• _Prompt_: Output the material below in its entirety, exactly as given.

• _Rows_:
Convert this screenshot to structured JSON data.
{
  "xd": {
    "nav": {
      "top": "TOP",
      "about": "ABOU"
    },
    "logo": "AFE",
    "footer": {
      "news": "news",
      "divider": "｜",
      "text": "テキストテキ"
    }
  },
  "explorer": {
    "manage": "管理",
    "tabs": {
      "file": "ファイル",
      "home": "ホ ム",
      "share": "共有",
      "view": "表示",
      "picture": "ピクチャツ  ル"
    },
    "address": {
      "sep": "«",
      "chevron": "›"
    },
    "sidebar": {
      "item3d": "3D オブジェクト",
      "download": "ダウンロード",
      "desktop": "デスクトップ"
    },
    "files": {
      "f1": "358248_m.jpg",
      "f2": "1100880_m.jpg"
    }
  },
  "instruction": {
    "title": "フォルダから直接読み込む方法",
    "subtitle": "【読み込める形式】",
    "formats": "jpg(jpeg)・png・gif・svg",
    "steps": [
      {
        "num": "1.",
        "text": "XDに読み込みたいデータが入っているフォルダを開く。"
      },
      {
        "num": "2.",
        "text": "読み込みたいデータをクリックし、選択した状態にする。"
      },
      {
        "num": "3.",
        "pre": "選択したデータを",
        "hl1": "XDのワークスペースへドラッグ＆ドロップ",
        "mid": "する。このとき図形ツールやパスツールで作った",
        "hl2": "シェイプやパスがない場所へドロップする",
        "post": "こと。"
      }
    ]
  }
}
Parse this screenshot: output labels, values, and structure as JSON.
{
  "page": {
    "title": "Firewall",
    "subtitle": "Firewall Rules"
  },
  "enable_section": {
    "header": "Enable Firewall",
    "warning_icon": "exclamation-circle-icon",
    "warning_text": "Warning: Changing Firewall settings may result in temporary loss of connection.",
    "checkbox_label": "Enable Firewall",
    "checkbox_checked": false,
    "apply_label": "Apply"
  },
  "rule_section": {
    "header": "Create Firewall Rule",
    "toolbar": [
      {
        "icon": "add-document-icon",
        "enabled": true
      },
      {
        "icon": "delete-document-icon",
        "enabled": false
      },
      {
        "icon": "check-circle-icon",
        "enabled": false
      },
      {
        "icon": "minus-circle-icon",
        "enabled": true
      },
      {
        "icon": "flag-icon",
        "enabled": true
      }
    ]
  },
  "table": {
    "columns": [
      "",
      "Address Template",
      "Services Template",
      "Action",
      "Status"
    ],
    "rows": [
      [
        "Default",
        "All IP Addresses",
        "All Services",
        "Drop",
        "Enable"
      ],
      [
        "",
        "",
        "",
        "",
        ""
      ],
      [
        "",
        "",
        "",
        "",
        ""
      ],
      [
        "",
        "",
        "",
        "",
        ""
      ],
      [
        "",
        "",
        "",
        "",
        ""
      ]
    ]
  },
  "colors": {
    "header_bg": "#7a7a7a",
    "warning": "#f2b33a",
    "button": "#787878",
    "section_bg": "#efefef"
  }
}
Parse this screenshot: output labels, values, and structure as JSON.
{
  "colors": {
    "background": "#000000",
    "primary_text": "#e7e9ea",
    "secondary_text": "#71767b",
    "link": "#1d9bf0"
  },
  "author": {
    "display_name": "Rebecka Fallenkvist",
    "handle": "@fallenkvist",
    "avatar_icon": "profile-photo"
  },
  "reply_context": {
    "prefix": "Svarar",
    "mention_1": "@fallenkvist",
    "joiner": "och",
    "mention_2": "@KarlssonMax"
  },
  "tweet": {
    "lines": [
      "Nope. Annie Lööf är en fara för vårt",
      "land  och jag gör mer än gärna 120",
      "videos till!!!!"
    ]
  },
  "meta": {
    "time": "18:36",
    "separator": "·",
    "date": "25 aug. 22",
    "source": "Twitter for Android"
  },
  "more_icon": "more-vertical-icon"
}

• _Problem solution_:
Convert this screenshot to structured JSON data.
{
  "xd": {
    "nav": {
      "top": "TOP",
      "about": "ABOU"
    },
    "logo": "AFE",
    "footer": {
      "news": "news",
      "divider": "｜",
      "text": "テキストテキ"
    }
  },
  "explorer": {
    "manage": "管理",
    "tabs": {
      "file": "ファイル",
      "home": "ホ ム",
      "share": "共有",
      "view": "表示",
      "picture": "ピクチャツ  ル"
    },
    "address": {
      "sep": "«",
      "chevron": "›"
    },
    "sidebar": {
      "item3d": "3D オブジェクト",
      "download": "ダウンロード",
      "desktop": "デスクトップ"
    },
    "files": {
      "f1": "358248_m.jpg",
      "f2": "1100880_m.jpg"
    }
  },
  "instruction": {
    "title": "フォルダから直接読み込む方法",
    "subtitle": "【読み込める形式】",
    "formats": "jpg(jpeg)・png・gif・svg",
    "steps": [
      {
        "num": "1.",
        "text": "XDに読み込みたいデータが入っているフォルダを開く。"
      },
      {
        "num": "2.",
        "text": "読み込みたいデータをクリックし、選択した状態にする。"
      },
      {
        "num": "3.",
        "pre": "選択したデータを",
        "hl1": "XDのワークスペースへドラッグ＆ドロップ",
        "mid": "する。このとき図形ツールやパスツールで作った",
        "hl2": "シェイプやパスがない場所へドロップする",
        "post": "こと。"
      }
    ]
  }
}
Parse this screenshot: output labels, values, and structure as JSON.
{
  "page": {
    "title": "Firewall",
    "subtitle": "Firewall Rules"
  },
  "enable_section": {
    "header": "Enable Firewall",
    "warning_icon": "exclamation-circle-icon",
    "warning_text": "Warning: Changing Firewall settings may result in temporary loss of connection.",
    "checkbox_label": "Enable Firewall",
    "checkbox_checked": false,
    "apply_label": "Apply"
  },
  "rule_section": {
    "header": "Create Firewall Rule",
    "toolbar": [
      {
        "icon": "add-document-icon",
        "enabled": true
      },
      {
        "icon": "delete-document-icon",
        "enabled": false
      },
      {
        "icon": "check-circle-icon",
        "enabled": false
      },
      {
        "icon": "minus-circle-icon",
        "enabled": true
      },
      {
        "icon": "flag-icon",
        "enabled": true
      }
    ]
  },
  "table": {
    "columns": [
      "",
      "Address Template",
      "Services Template",
      "Action",
      "Status"
    ],
    "rows": [
      [
        "Default",
        "All IP Addresses",
        "All Services",
        "Drop",
        "Enable"
      ],
      [
        "",
        "",
        "",
        "",
        ""
      ],
      [
        "",
        "",
        "",
        "",
        ""
      ],
      [
        "",
        "",
        "",
        "",
        ""
      ],
      [
        "",
        "",
        "",
        "",
        ""
      ]
    ]
  },
  "colors": {
    "header_bg": "#7a7a7a",
    "warning": "#f2b33a",
    "button": "#787878",
    "section_bg": "#efefef"
  }
}
Parse this screenshot: output labels, values, and structure as JSON.
{
  "colors": {
    "background": "#000000",
    "primary_text": "#e7e9ea",
    "secondary_text": "#71767b",
    "link": "#1d9bf0"
  },
  "author": {
    "display_name": "Rebecka Fallenkvist",
    "handle": "@fallenkvist",
    "avatar_icon": "profile-photo"
  },
  "reply_context": {
    "prefix": "Svarar",
    "mention_1": "@fallenkvist",
    "joiner": "och",
    "mention_2": "@KarlssonMax"
  },
  "tweet": {
    "lines": [
      "Nope. Annie Lööf är en fara för vårt",
      "land  och jag gör mer än gärna 120",
      "videos till!!!!"
    ]
  },
  "meta": {
    "time": "18:36",
    "separator": "·",
    "date": "25 aug. 22",
    "source": "Twitter for Android"
  },
  "more_icon": "more-vertical-icon"
}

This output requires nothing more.